#### Working data

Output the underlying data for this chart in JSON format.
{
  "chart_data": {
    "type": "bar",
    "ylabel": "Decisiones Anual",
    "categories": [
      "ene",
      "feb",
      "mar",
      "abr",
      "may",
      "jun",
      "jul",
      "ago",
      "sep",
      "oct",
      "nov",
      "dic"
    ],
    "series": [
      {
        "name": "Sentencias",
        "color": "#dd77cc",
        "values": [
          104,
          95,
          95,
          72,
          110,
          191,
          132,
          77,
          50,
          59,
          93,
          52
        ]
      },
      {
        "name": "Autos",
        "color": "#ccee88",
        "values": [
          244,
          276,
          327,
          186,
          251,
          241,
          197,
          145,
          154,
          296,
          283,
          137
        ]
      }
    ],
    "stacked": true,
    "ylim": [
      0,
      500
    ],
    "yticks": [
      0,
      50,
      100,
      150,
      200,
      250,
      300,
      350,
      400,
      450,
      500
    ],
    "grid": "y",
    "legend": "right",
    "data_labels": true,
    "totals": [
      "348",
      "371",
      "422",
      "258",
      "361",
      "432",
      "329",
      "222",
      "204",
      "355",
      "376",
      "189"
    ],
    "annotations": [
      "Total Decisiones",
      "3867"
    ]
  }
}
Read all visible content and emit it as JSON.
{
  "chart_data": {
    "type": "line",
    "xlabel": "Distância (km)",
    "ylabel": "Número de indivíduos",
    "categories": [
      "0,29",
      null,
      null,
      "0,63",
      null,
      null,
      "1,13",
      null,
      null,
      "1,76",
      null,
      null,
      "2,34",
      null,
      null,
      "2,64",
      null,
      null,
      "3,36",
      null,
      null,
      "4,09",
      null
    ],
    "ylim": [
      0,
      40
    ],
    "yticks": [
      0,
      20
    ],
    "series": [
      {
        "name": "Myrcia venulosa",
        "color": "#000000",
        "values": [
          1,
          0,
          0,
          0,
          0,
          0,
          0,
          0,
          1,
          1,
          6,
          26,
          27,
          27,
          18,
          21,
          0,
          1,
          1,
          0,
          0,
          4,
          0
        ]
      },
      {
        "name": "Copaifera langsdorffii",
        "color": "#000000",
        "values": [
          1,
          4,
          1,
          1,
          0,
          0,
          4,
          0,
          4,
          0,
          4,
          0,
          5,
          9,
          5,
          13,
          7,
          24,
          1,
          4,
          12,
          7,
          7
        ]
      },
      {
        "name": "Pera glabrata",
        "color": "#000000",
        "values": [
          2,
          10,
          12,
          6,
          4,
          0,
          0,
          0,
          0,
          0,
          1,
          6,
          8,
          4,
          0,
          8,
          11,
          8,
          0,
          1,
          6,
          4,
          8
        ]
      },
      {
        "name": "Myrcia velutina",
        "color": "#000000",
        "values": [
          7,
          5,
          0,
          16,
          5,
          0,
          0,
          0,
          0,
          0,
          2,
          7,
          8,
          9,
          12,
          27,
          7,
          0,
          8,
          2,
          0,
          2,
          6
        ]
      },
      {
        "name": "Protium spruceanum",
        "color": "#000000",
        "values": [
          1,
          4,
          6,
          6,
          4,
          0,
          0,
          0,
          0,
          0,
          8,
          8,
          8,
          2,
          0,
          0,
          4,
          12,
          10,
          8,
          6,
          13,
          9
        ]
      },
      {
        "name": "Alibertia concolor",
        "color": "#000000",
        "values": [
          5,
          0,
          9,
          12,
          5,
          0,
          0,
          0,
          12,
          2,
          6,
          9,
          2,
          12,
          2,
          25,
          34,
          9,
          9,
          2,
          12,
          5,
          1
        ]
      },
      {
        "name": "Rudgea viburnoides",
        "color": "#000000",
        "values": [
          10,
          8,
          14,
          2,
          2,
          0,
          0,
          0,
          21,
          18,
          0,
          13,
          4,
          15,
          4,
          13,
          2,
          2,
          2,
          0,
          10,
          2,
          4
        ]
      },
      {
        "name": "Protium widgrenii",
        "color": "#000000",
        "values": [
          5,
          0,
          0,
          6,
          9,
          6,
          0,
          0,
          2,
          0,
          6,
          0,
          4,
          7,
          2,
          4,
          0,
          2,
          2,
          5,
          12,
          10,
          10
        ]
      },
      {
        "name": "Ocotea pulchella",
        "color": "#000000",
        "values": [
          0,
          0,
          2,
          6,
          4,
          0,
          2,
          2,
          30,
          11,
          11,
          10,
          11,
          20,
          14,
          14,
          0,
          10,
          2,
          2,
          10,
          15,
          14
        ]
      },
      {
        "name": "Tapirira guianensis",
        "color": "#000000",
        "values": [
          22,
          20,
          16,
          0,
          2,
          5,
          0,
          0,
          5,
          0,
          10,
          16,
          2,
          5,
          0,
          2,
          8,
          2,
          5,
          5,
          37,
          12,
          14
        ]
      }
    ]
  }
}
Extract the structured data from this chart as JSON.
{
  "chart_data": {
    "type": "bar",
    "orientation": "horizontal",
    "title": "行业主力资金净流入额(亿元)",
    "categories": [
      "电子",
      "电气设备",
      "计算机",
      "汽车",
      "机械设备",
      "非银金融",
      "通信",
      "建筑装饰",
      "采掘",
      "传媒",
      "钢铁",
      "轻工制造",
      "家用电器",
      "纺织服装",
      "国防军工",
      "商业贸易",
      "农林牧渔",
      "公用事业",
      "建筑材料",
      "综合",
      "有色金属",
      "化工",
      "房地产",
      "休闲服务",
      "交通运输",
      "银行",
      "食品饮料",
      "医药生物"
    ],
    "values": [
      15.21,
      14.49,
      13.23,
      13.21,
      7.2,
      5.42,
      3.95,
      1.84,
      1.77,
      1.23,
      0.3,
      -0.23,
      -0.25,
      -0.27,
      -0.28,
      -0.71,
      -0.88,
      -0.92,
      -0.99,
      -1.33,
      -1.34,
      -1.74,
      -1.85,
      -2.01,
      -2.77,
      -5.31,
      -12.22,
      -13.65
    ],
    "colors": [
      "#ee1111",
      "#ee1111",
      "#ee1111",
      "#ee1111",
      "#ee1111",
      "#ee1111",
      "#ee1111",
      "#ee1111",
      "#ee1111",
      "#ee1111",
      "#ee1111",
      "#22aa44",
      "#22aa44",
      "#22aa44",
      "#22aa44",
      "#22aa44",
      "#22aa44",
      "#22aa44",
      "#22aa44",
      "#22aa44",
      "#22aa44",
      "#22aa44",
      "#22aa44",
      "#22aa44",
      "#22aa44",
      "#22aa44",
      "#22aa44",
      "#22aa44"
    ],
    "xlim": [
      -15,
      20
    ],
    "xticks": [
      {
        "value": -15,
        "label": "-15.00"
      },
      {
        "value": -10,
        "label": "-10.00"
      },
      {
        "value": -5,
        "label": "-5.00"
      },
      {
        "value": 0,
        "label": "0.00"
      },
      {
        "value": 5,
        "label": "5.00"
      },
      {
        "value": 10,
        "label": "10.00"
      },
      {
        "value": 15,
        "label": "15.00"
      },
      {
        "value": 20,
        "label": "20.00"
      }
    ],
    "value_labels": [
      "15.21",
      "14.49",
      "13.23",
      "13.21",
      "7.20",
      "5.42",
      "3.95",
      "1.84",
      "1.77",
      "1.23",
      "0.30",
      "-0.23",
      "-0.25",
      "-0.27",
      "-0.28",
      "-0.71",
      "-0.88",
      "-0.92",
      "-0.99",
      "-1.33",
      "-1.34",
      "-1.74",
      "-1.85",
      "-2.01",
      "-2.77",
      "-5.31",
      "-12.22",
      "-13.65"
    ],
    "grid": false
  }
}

########

§ Task:
Write out every entry exactly as given.

§ In response:
Output the underlying data for this chart in JSON format.
{
  "chart_data": {
    "type": "bar",
    "ylabel": "Decisiones Anual",
    "categories": [
      "ene",
      "feb",
      "mar",
      "abr",
      "may",
      "jun",
      "jul",
      "ago",
      "sep",
      "oct",
      "nov",
      "dic"
    ],
    "series": [
      {
        "name": "Sentencias",
        "color": "#dd77cc",
        "values": [
          104,
          95,
          95,
          72,
          110,
          191,
          132,
          77,
          50,
          59,
          93,
          52
        ]
      },
      {
        "name": "Autos",
        "color": "#ccee88",
        "values": [
          244,
          276,
          327,
          186,
          251,
          241,
          197,
          145,
          154,
          296,
          283,
          137
        ]
      }
    ],
    "stacked": true,
    "ylim": [
      0,
      500
    ],
    "yticks": [
      0,
      50,
      100,
      150,
      200,
      250,
      300,
      350,
      400,
      450,
      500
    ],
    "grid": "y",
    "legend": "right",
    "data_labels": true,
    "totals": [
      "348",
      "371",
      "422",
      "258",
      "361",
      "432",
      "329",
      "222",
      "204",
      "355",
      "376",
      "189"
    ],
    "annotations": [
      "Total Decisiones",
      "3867"
    ]
  }
}
Read all visible content and emit it as JSON.
{
  "chart_data": {
    "type": "line",
    "xlabel": "Distância (km)",
    "ylabel": "Número de indivíduos",
    "categories": [
      "0,29",
      null,
      null,
      "0,63",
      null,
      null,
      "1,13",
      null,
      null,
      "1,76",
      null,
      null,
      "2,34",
      null,
      null,
      "2,64",
      null,
      null,
      "3,36",
      null,
      null,
      "4,09",
      null
    ],
    "ylim": [
      0,
      40
    ],
    "yticks": [
      0,
      20
    ],
    "series": [
      {
        "name": "Myrcia venulosa",
        "color": "#000000",
        "values": [
          1,
          0,
          0,
          0,
          0,
          0,
          0,
          0,
          1,
          1,
          6,
          26,
          27,
          27,
          18,
          21,
          0,
          1,
          1,
          0,
          0,
          4,
          0
        ]
      },
      {
        "name": "Copaifera langsdorffii",
        "color": "#000000",
        "values": [
          1,
          4,
          1,
          1,
          0,
          0,
          4,
          0,
          4,
          0,
          4,
          0,
          5,
          9,
          5,
          13,
          7,
          24,
          1,
          4,
          12,
          7,
          7
        ]
      },
      {
        "name": "Pera glabrata",
        "color": "#000000",
        "values": [
          2,
          10,
          12,
          6,
          4,
          0,
          0,
          0,
          0,
          0,
          1,
          6,
          8,
          4,
          0,
          8,
          11,
          8,
          0,
          1,
          6,
          4,
          8
        ]
      },
      {
        "name": "Myrcia velutina",
        "color": "#000000",
        "values": [
          7,
          5,
          0,
          16,
          5,
          0,
          0,
          0,
          0,
          0,
          2,
          7,
          8,
          9,
          12,
          27,
          7,
          0,
          8,
          2,
          0,
          2,
          6
        ]
      },
      {
        "name": "Protium spruceanum",
        "color": "#000000",
        "values": [
          1,
          4,
          6,
          6,
          4,
          0,
          0,
          0,
          0,
          0,
          8,
          8,
          8,
          2,
          0,
          0,
          4,
          12,
          10,
          8,
          6,
          13,
          9
        ]
      },
      {
        "name": "Alibertia concolor",
        "color": "#000000",
        "values": [
          5,
          0,
          9,
          12,
          5,
          0,
          0,
          0,
          12,
          2,
          6,
          9,
          2,
          12,
          2,
          25,
          34,
          9,
          9,
          2,
          12,
          5,
          1
        ]
      },
      {
        "name": "Rudgea viburnoides",
        "color": "#000000",
        "values": [
          10,
          8,
          14,
          2,
          2,
          0,
          0,
          0,
          21,
          18,
          0,
          13,
          4,
          15,
          4,
          13,
          2,
          2,
          2,
          0,
          10,
          2,
          4
        ]
      },
      {
        "name": "Protium widgrenii",
        "color": "#000000",
        "values": [
          5,
          0,
          0,
          6,
          9,
          6,
          0,
          0,
          2,
          0,
          6,
          0,
          4,
          7,
          2,
          4,
          0,
          2,
          2,
          5,
          12,
          10,
          10
        ]
      },
      {
        "name": "Ocotea pulchella",
        "color": "#000000",
        "values": [
          0,
          0,
          2,
          6,
          4,
          0,
          2,
          2,
          30,
          11,
          11,
          10,
          11,
          20,
          14,
          14,
          0,
          10,
          2,
          2,
          10,
          15,
          14
        ]
      },
      {
        "name": "Tapirira guianensis",
        "color": "#000000",
        "values": [
          22,
          20,
          16,
          0,
          2,
          5,
          0,
          0,
          5,
          0,
          10,
          16,
          2,
          5,
          0,
          2,
          8,
          2,
          5,
          5,
          37,
          12,
          14
        ]
      }
    ]
  }
}
Extract the structured data from this chart as JSON.
{
  "chart_data": {
    "type": "bar",
    "orientation": "horizontal",
    "title": "行业主力资金净流入额(亿元)",
    "categories": [
      "电子",
      "电气设备",
      "计算机",
      "汽车",
      "机械设备",
      "非银金融",
      "通信",
      "建筑装饰",
      "采掘",
      "传媒",
      "钢铁",
      "轻工制造",
      "家用电器",
      "纺织服装",
      "国防军工",
      "商业贸易",
      "农林牧渔",
      "公用事业",
      "建筑材料",
      "综合",
      "有色金属",
      "化工",
      "房地产",
      "休闲服务",
      "交通运输",
      "银行",
      "食品饮料",
      "医药生物"
    ],
    "values": [
      15.21,
      14.49,
      13.23,
      13.21,
      7.2,
      5.42,
      3.95,
      1.84,
      1.77,
      1.23,
      0.3,
      -0.23,
      -0.25,
      -0.27,
      -0.28,
      -0.71,
      -0.88,
      -0.92,
      -0.99,
      -1.33,
      -1.34,
      -1.74,
      -1.85,
      -2.01,
      -2.77,
      -5.31,
      -12.22,
      -13.65
    ],
    "colors": [
      "#ee1111",
      "#ee1111",
      "#ee1111",
      "#ee1111",
      "#ee1111",
      "#ee1111",
      "#ee1111",
      "#ee1111",
      "#ee1111",
      "#ee1111",
      "#ee1111",
      "#22aa44",
      "#22aa44",
      "#22aa44",
      "#22aa44",
      "#22aa44",
      "#22aa44",
      "#22aa44",
      "#22aa44",
      "#22aa44",
      "#22aa44",
      "#22aa44",
      "#22aa44",
      "#22aa44",
      "#22aa44",
      "#22aa44",
      "#22aa44",
      "#22aa44"
    ],
    "xlim": [
      -15,
      20
    ],
    "xticks": [
      {
        "value": -15,
        "label": "-15.00"
      },
      {
        "value": -10,
        "label": "-10.00"
      },
      {
        "value": -5,
        "label": "-5.00"
      },
      {
        "value": 0,
        "label": "0.00"
      },
      {
        "value": 5,
        "label": "5.00"
      },
      {
        "value": 10,
        "label": "10.00"
      },
      {
        "value": 15,
        "label": "15.00"
      },
      {
        "value": 20,
        "label": "20.00"
      }
    ],
    "value_labels": [
      "15.21",
      "14.49",
      "13.23",
      "13.21",
      "7.20",
      "5.42",
      "3.95",
      "1.84",
      "1.77",
      "1.23",
      "0.30",
      "-0.23",
      "-0.25",
      "-0.27",
      "-0.28",
      "-0.71",
      "-0.88",
      "-0.92",
      "-0.99",
      "-1.33",
      "-1.34",
      "-1.74",
      "-1.85",
      "-2.01",
      "-2.77",
      "-5.31",
      "-12.22",
      "-13.65"
    ],
    "grid": false
  }
}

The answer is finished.